>>
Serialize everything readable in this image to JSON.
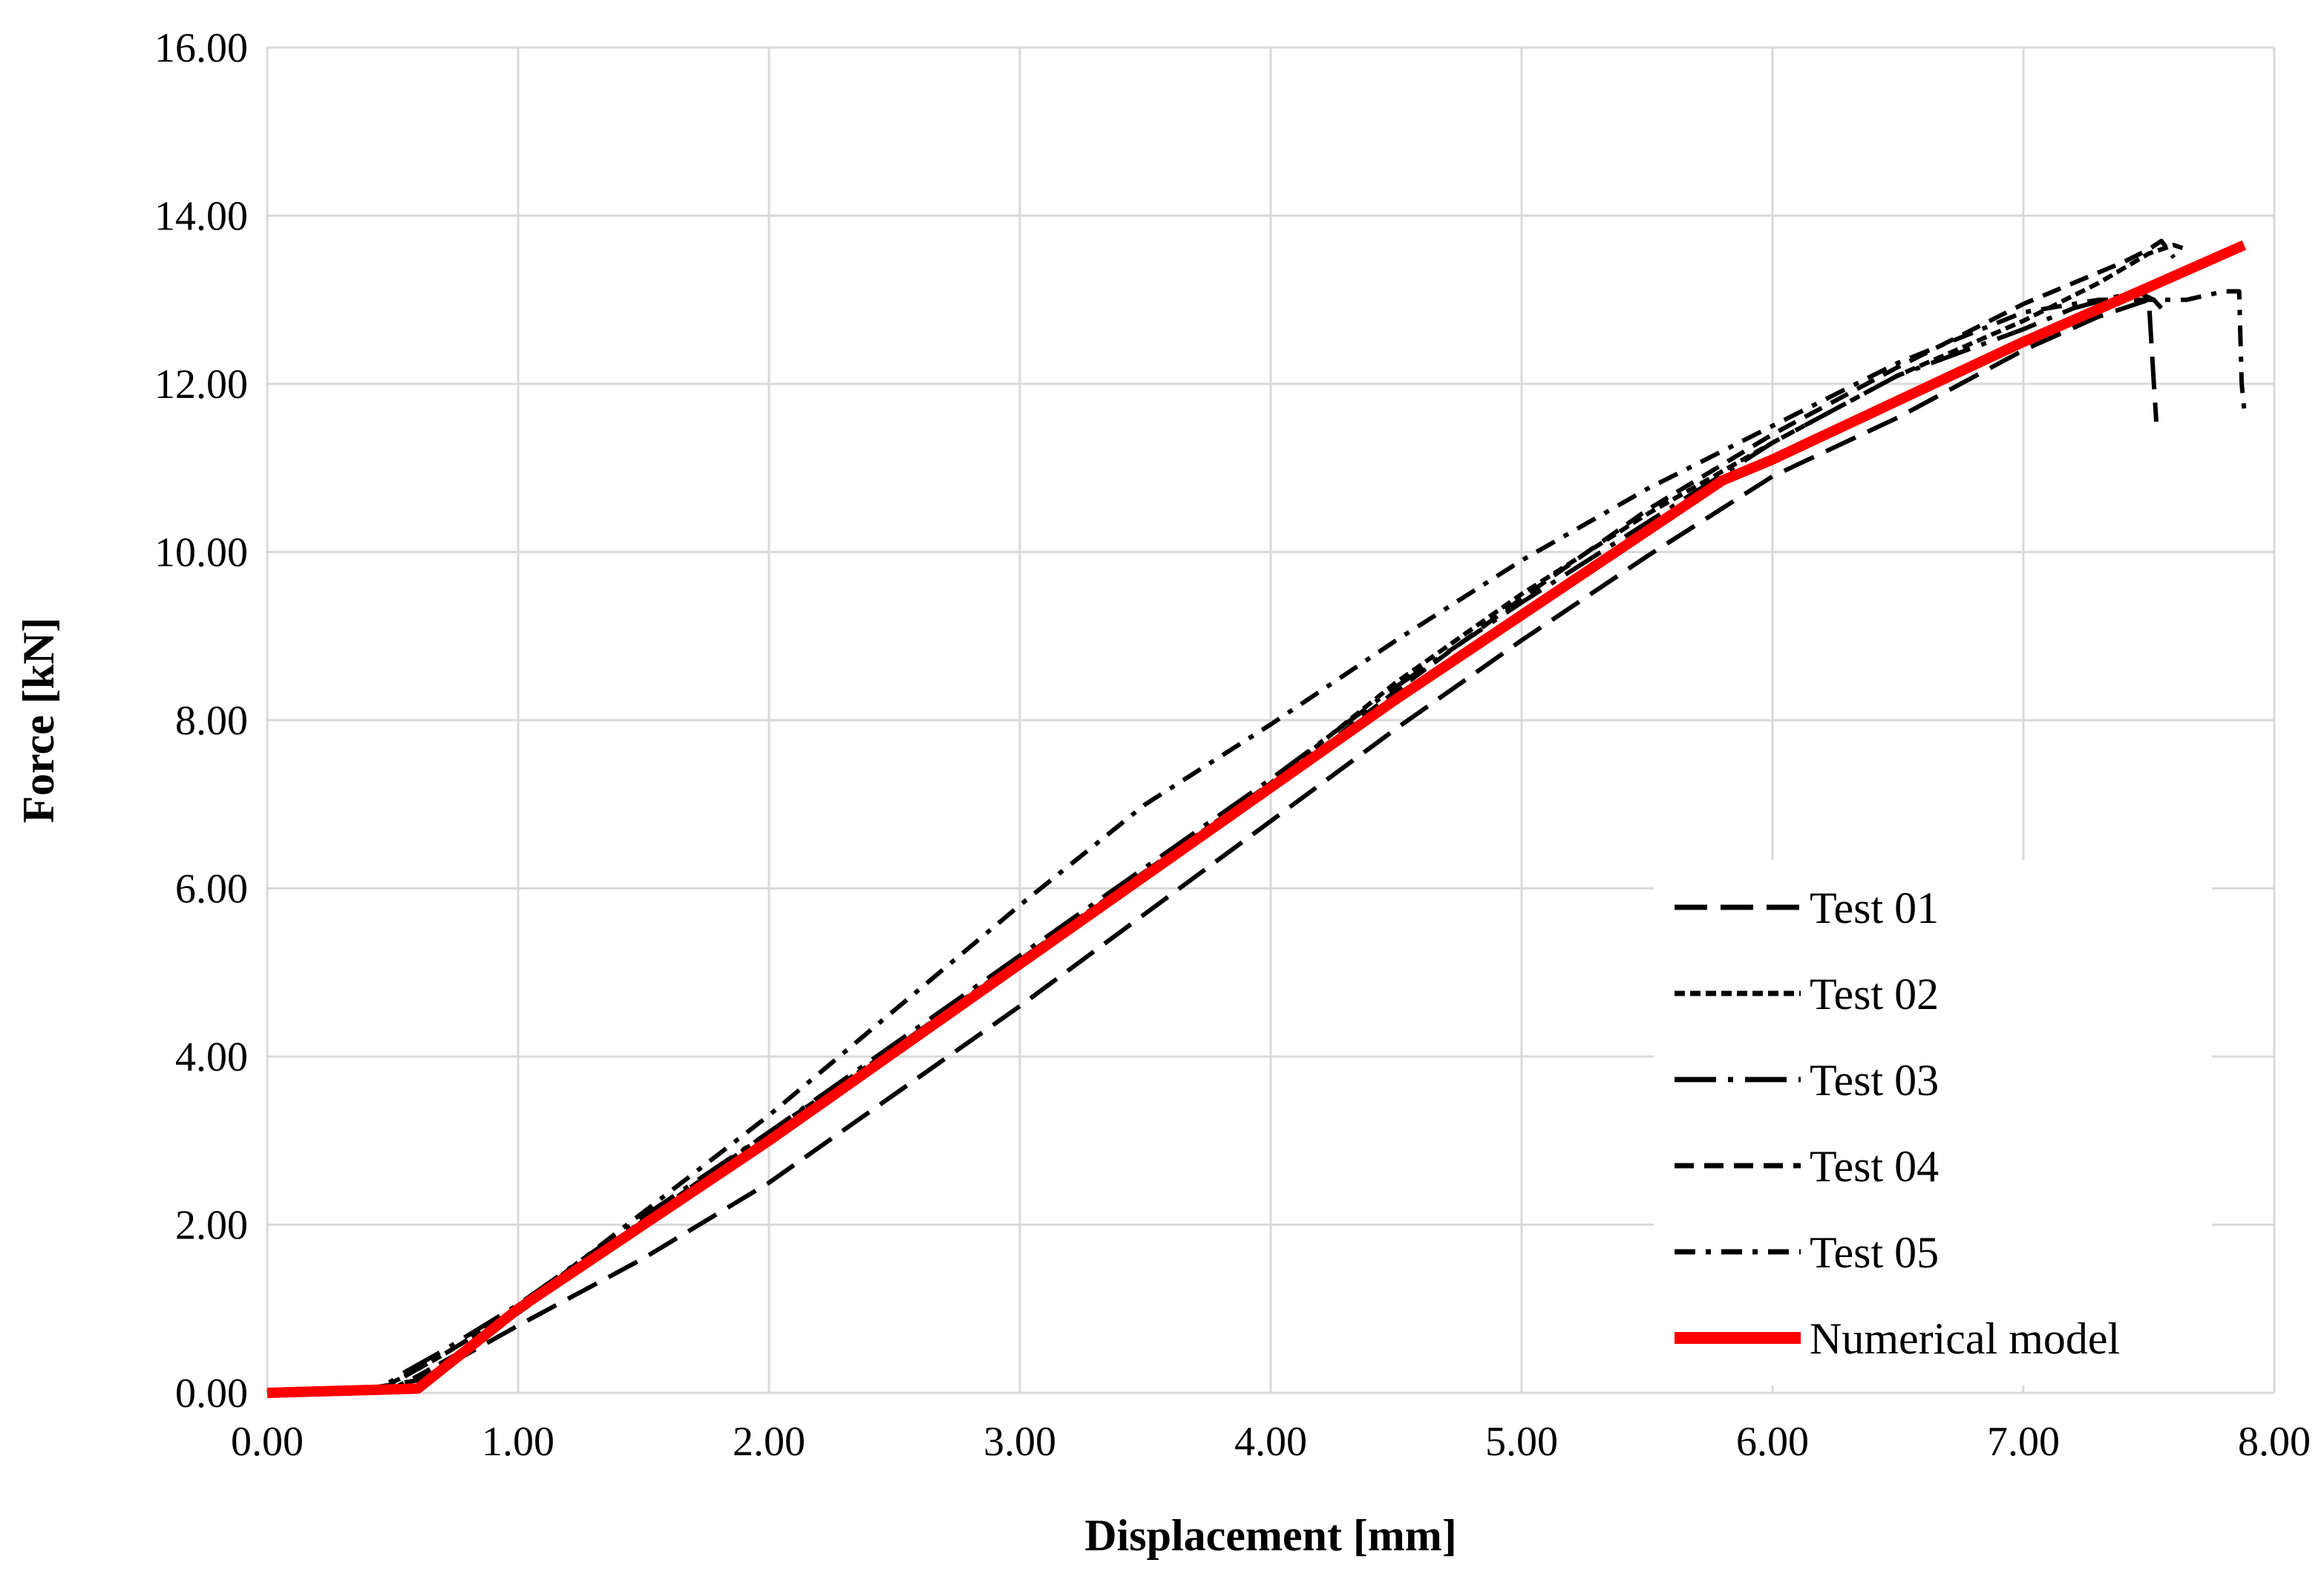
{
  "chart_data": {
    "type": "line",
    "title": "",
    "xlabel": "Displacement [mm]",
    "ylabel": "Force [kN]",
    "xlim": [
      0,
      8
    ],
    "ylim": [
      0,
      16
    ],
    "x_ticks": [
      "0.00",
      "1.00",
      "2.00",
      "3.00",
      "4.00",
      "5.00",
      "6.00",
      "7.00",
      "8.00"
    ],
    "y_ticks": [
      "0.00",
      "2.00",
      "4.00",
      "6.00",
      "8.00",
      "10.00",
      "12.00",
      "14.00",
      "16.00"
    ],
    "grid": true,
    "legend_position": "bottom-right",
    "series": [
      {
        "name": "Test 01",
        "color": "#000000",
        "dash": "long-dash",
        "x": [
          0.0,
          0.4,
          0.5,
          0.6,
          0.7,
          1.0,
          1.5,
          2.0,
          2.5,
          3.0,
          3.5,
          4.0,
          4.5,
          5.0,
          5.5,
          6.0,
          6.5,
          7.0,
          7.3,
          7.5,
          7.52,
          7.53
        ],
        "y": [
          0.0,
          0.05,
          0.1,
          0.15,
          0.3,
          0.8,
          1.6,
          2.5,
          3.55,
          4.6,
          5.7,
          6.8,
          7.9,
          8.95,
          9.95,
          10.9,
          11.6,
          12.4,
          12.8,
          13.0,
          12.0,
          11.55
        ]
      },
      {
        "name": "Test 02",
        "color": "#000000",
        "dash": "short-dash",
        "x": [
          0.0,
          0.45,
          0.55,
          0.7,
          1.0,
          1.5,
          2.0,
          2.5,
          3.0,
          3.5,
          4.0,
          4.5,
          5.0,
          5.5,
          6.0,
          6.5,
          7.0,
          7.3,
          7.5,
          7.6,
          7.65
        ],
        "y": [
          0.0,
          0.05,
          0.2,
          0.45,
          1.0,
          2.05,
          3.1,
          4.1,
          5.15,
          6.2,
          7.25,
          8.45,
          9.5,
          10.45,
          11.3,
          12.1,
          12.75,
          13.2,
          13.55,
          13.65,
          13.6
        ]
      },
      {
        "name": "Test 03",
        "color": "#000000",
        "dash": "long-dash-dot",
        "x": [
          0.0,
          0.45,
          0.55,
          0.7,
          1.0,
          1.5,
          2.0,
          2.5,
          3.0,
          3.5,
          4.0,
          4.5,
          5.0,
          5.5,
          6.0,
          6.5,
          7.0,
          7.2,
          7.45,
          7.52,
          7.55
        ],
        "y": [
          0.0,
          0.05,
          0.25,
          0.5,
          1.05,
          2.1,
          3.1,
          4.15,
          5.2,
          6.25,
          7.3,
          8.4,
          9.4,
          10.35,
          11.3,
          12.1,
          12.65,
          12.9,
          13.1,
          13.0,
          12.9
        ]
      },
      {
        "name": "Test 04",
        "color": "#000000",
        "dash": "medium-dash",
        "x": [
          0.0,
          0.5,
          0.6,
          0.75,
          1.0,
          1.5,
          2.0,
          2.5,
          3.0,
          3.5,
          4.0,
          4.5,
          5.0,
          5.5,
          6.0,
          6.5,
          7.0,
          7.4,
          7.5,
          7.55,
          7.6
        ],
        "y": [
          0.0,
          0.05,
          0.2,
          0.45,
          0.95,
          2.0,
          3.05,
          4.05,
          5.1,
          6.15,
          7.2,
          8.35,
          9.45,
          10.5,
          11.4,
          12.2,
          12.95,
          13.45,
          13.6,
          13.7,
          13.5
        ]
      },
      {
        "name": "Test 05",
        "color": "#000000",
        "dash": "dash-dot",
        "x": [
          0.0,
          0.45,
          0.55,
          0.7,
          1.0,
          1.5,
          2.0,
          2.5,
          3.0,
          3.5,
          4.0,
          4.5,
          5.0,
          5.5,
          6.0,
          6.5,
          7.0,
          7.3,
          7.5,
          7.65,
          7.8,
          7.86,
          7.87,
          7.88
        ],
        "y": [
          0.0,
          0.05,
          0.2,
          0.45,
          1.0,
          2.15,
          3.3,
          4.55,
          5.8,
          7.0,
          7.95,
          8.95,
          9.9,
          10.75,
          11.5,
          12.25,
          12.85,
          13.0,
          13.0,
          13.0,
          13.1,
          13.1,
          12.0,
          11.7
        ]
      },
      {
        "name": "Numerical model",
        "color": "#ff0000",
        "dash": "solid",
        "x": [
          0.0,
          0.6,
          1.0,
          1.5,
          2.0,
          2.5,
          3.0,
          3.5,
          4.0,
          4.5,
          5.0,
          5.5,
          5.8,
          6.0,
          6.5,
          7.0,
          7.5,
          7.88
        ],
        "y": [
          0.0,
          0.05,
          1.0,
          2.0,
          3.0,
          4.05,
          5.1,
          6.15,
          7.2,
          8.25,
          9.25,
          10.25,
          10.85,
          11.1,
          11.8,
          12.5,
          13.15,
          13.65
        ]
      }
    ]
  }
}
<<
Instruction »
Exclude the pictures and repeat every other part of the records word for word.

Worked answer »
Serialize everything readable in this image to JSON.
{
  "chart_data": {
    "type": "line",
    "title": "",
    "xlabel": "Displacement [mm]",
    "ylabel": "Force [kN]",
    "xlim": [
      0,
      8
    ],
    "ylim": [
      0,
      16
    ],
    "x_ticks": [
      "0.00",
      "1.00",
      "2.00",
      "3.00",
      "4.00",
      "5.00",
      "6.00",
      "7.00",
      "8.00"
    ],
    "y_ticks": [
      "0.00",
      "2.00",
      "4.00",
      "6.00",
      "8.00",
      "10.00",
      "12.00",
      "14.00",
      "16.00"
    ],
    "grid": true,
    "legend_position": "bottom-right",
    "series": [
      {
        "name": "Test 01",
        "color": "#000000",
        "dash": "long-dash",
        "x": [
          0.0,
          0.4,
          0.5,
          0.6,
          0.7,
          1.0,
          1.5,
          2.0,
          2.5,
          3.0,
          3.5,
          4.0,
          4.5,
          5.0,
          5.5,
          6.0,
          6.5,
          7.0,
          7.3,
          7.5,
          7.52,
          7.53
        ],
        "y": [
          0.0,
          0.05,
          0.1,
          0.15,
          0.3,
          0.8,
          1.6,
          2.5,
          3.55,
          4.6,
          5.7,
          6.8,
          7.9,
          8.95,
          9.95,
          10.9,
          11.6,
          12.4,
          12.8,
          13.0,
          12.0,
          11.55
        ]
      },
      {
        "name": "Test 02",
        "color": "#000000",
        "dash": "short-dash",
        "x": [
          0.0,
          0.45,
          0.55,
          0.7,
          1.0,
          1.5,
          2.0,
          2.5,
          3.0,
          3.5,
          4.0,
          4.5,
          5.0,
          5.5,
          6.0,
          6.5,
          7.0,
          7.3,
          7.5,
          7.6,
          7.65
        ],
        "y": [
          0.0,
          0.05,
          0.2,
          0.45,
          1.0,
          2.05,
          3.1,
          4.1,
          5.15,
          6.2,
          7.25,
          8.45,
          9.5,
          10.45,
          11.3,
          12.1,
          12.75,
          13.2,
          13.55,
          13.65,
          13.6
        ]
      },
      {
        "name": "Test 03",
        "color": "#000000",
        "dash": "long-dash-dot",
        "x": [
          0.0,
          0.45,
          0.55,
          0.7,
          1.0,
          1.5,
          2.0,
          2.5,
          3.0,
          3.5,
          4.0,
          4.5,
          5.0,
          5.5,
          6.0,
          6.5,
          7.0,
          7.2,
          7.45,
          7.52,
          7.55
        ],
        "y": [
          0.0,
          0.05,
          0.25,
          0.5,
          1.05,
          2.1,
          3.1,
          4.15,
          5.2,
          6.25,
          7.3,
          8.4,
          9.4,
          10.35,
          11.3,
          12.1,
          12.65,
          12.9,
          13.1,
          13.0,
          12.9
        ]
      },
      {
        "name": "Test 04",
        "color": "#000000",
        "dash": "medium-dash",
        "x": [
          0.0,
          0.5,
          0.6,
          0.75,
          1.0,
          1.5,
          2.0,
          2.5,
          3.0,
          3.5,
          4.0,
          4.5,
          5.0,
          5.5,
          6.0,
          6.5,
          7.0,
          7.4,
          7.5,
          7.55,
          7.6
        ],
        "y": [
          0.0,
          0.05,
          0.2,
          0.45,
          0.95,
          2.0,
          3.05,
          4.05,
          5.1,
          6.15,
          7.2,
          8.35,
          9.45,
          10.5,
          11.4,
          12.2,
          12.95,
          13.45,
          13.6,
          13.7,
          13.5
        ]
      },
      {
        "name": "Test 05",
        "color": "#000000",
        "dash": "dash-dot",
        "x": [
          0.0,
          0.45,
          0.55,
          0.7,
          1.0,
          1.5,
          2.0,
          2.5,
          3.0,
          3.5,
          4.0,
          4.5,
          5.0,
          5.5,
          6.0,
          6.5,
          7.0,
          7.3,
          7.5,
          7.65,
          7.8,
          7.86,
          7.87,
          7.88
        ],
        "y": [
          0.0,
          0.05,
          0.2,
          0.45,
          1.0,
          2.15,
          3.3,
          4.55,
          5.8,
          7.0,
          7.95,
          8.95,
          9.9,
          10.75,
          11.5,
          12.25,
          12.85,
          13.0,
          13.0,
          13.0,
          13.1,
          13.1,
          12.0,
          11.7
        ]
      },
      {
        "name": "Numerical model",
        "color": "#ff0000",
        "dash": "solid",
        "x": [
          0.0,
          0.6,
          1.0,
          1.5,
          2.0,
          2.5,
          3.0,
          3.5,
          4.0,
          4.5,
          5.0,
          5.5,
          5.8,
          6.0,
          6.5,
          7.0,
          7.5,
          7.88
        ],
        "y": [
          0.0,
          0.05,
          1.0,
          2.0,
          3.0,
          4.05,
          5.1,
          6.15,
          7.2,
          8.25,
          9.25,
          10.25,
          10.85,
          11.1,
          11.8,
          12.5,
          13.15,
          13.65
        ]
      }
    ]
  }
}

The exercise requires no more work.